• Short problem
Repeat the lines of the listing below exactly, starting at the line that contains "Output the text content of this document." and running through the last line, both included, and only those.

—————

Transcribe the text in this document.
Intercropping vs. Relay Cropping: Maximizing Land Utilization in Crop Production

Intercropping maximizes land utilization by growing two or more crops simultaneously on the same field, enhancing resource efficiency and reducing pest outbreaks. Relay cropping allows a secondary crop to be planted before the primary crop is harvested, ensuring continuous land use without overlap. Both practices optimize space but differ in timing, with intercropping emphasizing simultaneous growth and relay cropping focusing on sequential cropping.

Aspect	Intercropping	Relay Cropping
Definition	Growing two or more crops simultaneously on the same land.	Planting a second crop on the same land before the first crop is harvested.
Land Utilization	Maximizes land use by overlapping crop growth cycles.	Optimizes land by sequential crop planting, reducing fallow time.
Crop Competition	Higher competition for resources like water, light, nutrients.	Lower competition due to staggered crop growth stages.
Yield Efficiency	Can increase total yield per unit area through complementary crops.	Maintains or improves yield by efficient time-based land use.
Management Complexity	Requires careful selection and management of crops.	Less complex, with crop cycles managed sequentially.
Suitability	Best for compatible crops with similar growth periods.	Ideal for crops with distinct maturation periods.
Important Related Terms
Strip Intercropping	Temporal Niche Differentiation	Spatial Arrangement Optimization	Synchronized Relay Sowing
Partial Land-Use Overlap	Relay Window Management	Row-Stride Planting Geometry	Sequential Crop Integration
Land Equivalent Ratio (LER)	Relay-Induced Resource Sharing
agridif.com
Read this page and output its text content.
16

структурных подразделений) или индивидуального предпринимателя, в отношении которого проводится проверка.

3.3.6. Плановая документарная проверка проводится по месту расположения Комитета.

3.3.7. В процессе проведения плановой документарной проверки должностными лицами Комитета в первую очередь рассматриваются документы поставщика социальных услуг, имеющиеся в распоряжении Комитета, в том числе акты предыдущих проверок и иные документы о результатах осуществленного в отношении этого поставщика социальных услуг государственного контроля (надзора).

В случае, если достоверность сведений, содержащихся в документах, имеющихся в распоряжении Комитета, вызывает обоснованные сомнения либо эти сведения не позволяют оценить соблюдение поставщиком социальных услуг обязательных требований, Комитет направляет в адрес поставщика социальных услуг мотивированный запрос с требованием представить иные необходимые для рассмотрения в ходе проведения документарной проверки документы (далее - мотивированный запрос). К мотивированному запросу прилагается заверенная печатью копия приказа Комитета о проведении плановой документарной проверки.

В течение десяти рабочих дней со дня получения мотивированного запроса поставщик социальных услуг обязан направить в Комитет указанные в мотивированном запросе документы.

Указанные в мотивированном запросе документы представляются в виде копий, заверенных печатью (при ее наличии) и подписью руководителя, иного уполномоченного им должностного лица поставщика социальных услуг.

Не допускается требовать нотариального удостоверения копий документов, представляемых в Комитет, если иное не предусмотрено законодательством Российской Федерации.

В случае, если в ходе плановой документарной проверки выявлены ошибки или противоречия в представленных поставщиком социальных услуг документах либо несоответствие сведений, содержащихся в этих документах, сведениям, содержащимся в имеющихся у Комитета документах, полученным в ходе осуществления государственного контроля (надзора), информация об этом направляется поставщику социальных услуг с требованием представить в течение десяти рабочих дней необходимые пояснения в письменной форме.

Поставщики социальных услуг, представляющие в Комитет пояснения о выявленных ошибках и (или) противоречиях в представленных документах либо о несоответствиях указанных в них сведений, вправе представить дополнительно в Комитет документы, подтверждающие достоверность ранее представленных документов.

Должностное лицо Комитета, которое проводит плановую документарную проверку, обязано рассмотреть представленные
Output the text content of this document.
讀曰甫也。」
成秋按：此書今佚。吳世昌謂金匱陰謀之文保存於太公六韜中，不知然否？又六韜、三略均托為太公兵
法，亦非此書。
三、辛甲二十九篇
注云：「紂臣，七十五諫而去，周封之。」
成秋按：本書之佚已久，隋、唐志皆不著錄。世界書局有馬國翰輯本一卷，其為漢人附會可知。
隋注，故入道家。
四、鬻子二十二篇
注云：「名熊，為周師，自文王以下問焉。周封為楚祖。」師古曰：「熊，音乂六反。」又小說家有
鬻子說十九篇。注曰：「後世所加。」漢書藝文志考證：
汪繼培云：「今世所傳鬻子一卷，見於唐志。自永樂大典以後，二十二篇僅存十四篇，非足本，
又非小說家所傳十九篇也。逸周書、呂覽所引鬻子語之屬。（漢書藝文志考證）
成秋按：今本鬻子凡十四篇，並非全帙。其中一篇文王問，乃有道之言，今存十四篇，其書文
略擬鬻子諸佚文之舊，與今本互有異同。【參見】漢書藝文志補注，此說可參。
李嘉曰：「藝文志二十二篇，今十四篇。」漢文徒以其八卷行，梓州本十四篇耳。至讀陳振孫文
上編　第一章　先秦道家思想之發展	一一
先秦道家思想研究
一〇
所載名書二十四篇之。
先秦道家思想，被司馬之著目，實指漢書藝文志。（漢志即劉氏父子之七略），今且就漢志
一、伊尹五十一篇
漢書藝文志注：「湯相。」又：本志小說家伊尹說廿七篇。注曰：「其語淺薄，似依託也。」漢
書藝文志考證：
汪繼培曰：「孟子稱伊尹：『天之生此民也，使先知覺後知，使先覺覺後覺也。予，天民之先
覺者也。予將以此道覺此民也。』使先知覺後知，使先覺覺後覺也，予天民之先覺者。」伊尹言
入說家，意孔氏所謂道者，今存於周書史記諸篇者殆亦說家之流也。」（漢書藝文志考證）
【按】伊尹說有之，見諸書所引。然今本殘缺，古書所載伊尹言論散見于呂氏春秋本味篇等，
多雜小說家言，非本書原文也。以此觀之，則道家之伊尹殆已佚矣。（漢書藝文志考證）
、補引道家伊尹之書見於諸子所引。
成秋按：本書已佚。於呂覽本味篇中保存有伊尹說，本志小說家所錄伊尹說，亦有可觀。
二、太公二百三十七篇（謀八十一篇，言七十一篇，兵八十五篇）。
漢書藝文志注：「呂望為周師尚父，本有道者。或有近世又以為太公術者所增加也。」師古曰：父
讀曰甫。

—————

• The response
Output the text content of this document.
讀曰甫也。」
成秋按：此書今佚。吳世昌謂金匱陰謀之文保存於太公六韜中，不知然否？又六韜、三略均托為太公兵
法，亦非此書。
三、辛甲二十九篇
注云：「紂臣，七十五諫而去，周封之。」
成秋按：本書之佚已久，隋、唐志皆不著錄。世界書局有馬國翰輯本一卷，其為漢人附會可知。
隋注，故入道家。
四、鬻子二十二篇
注云：「名熊，為周師，自文王以下問焉。周封為楚祖。」師古曰：「熊，音乂六反。」又小說家有
鬻子說十九篇。注曰：「後世所加。」漢書藝文志考證：
汪繼培云：「今世所傳鬻子一卷，見於唐志。自永樂大典以後，二十二篇僅存十四篇，非足本，
又非小說家所傳十九篇也。逸周書、呂覽所引鬻子語之屬。（漢書藝文志考證）
成秋按：今本鬻子凡十四篇，並非全帙。其中一篇文王問，乃有道之言，今存十四篇，其書文
略擬鬻子諸佚文之舊，與今本互有異同。【參見】漢書藝文志補注，此說可參。
李嘉曰：「藝文志二十二篇，今十四篇。」漢文徒以其八卷行，梓州本十四篇耳。至讀陳振孫文
上編　第一章　先秦道家思想之發展	一一
先秦道家思想研究
一〇
所載名書二十四篇之。
先秦道家思想，被司馬之著目，實指漢書藝文志。（漢志即劉氏父子之七略），今且就漢志
一、伊尹五十一篇
漢書藝文志注：「湯相。」又：本志小說家伊尹說廿七篇。注曰：「其語淺薄，似依託也。」漢
書藝文志考證：
汪繼培曰：「孟子稱伊尹：『天之生此民也，使先知覺後知，使先覺覺後覺也。予，天民之先
覺者也。予將以此道覺此民也。』使先知覺後知，使先覺覺後覺也，予天民之先覺者。」伊尹言
入說家，意孔氏所謂道者，今存於周書史記諸篇者殆亦說家之流也。」（漢書藝文志考證）
【按】伊尹說有之，見諸書所引。然今本殘缺，古書所載伊尹言論散見于呂氏春秋本味篇等，
多雜小說家言，非本書原文也。以此觀之，則道家之伊尹殆已佚矣。（漢書藝文志考證）
、補引道家伊尹之書見於諸子所引。
成秋按：本書已佚。於呂覽本味篇中保存有伊尹說，本志小說家所錄伊尹說，亦有可觀。
二、太公二百三十七篇（謀八十一篇，言七十一篇，兵八十五篇）。
漢書藝文志注：「呂望為周師尚父，本有道者。或有近世又以為太公術者所增加也。」師古曰：父
讀曰甫。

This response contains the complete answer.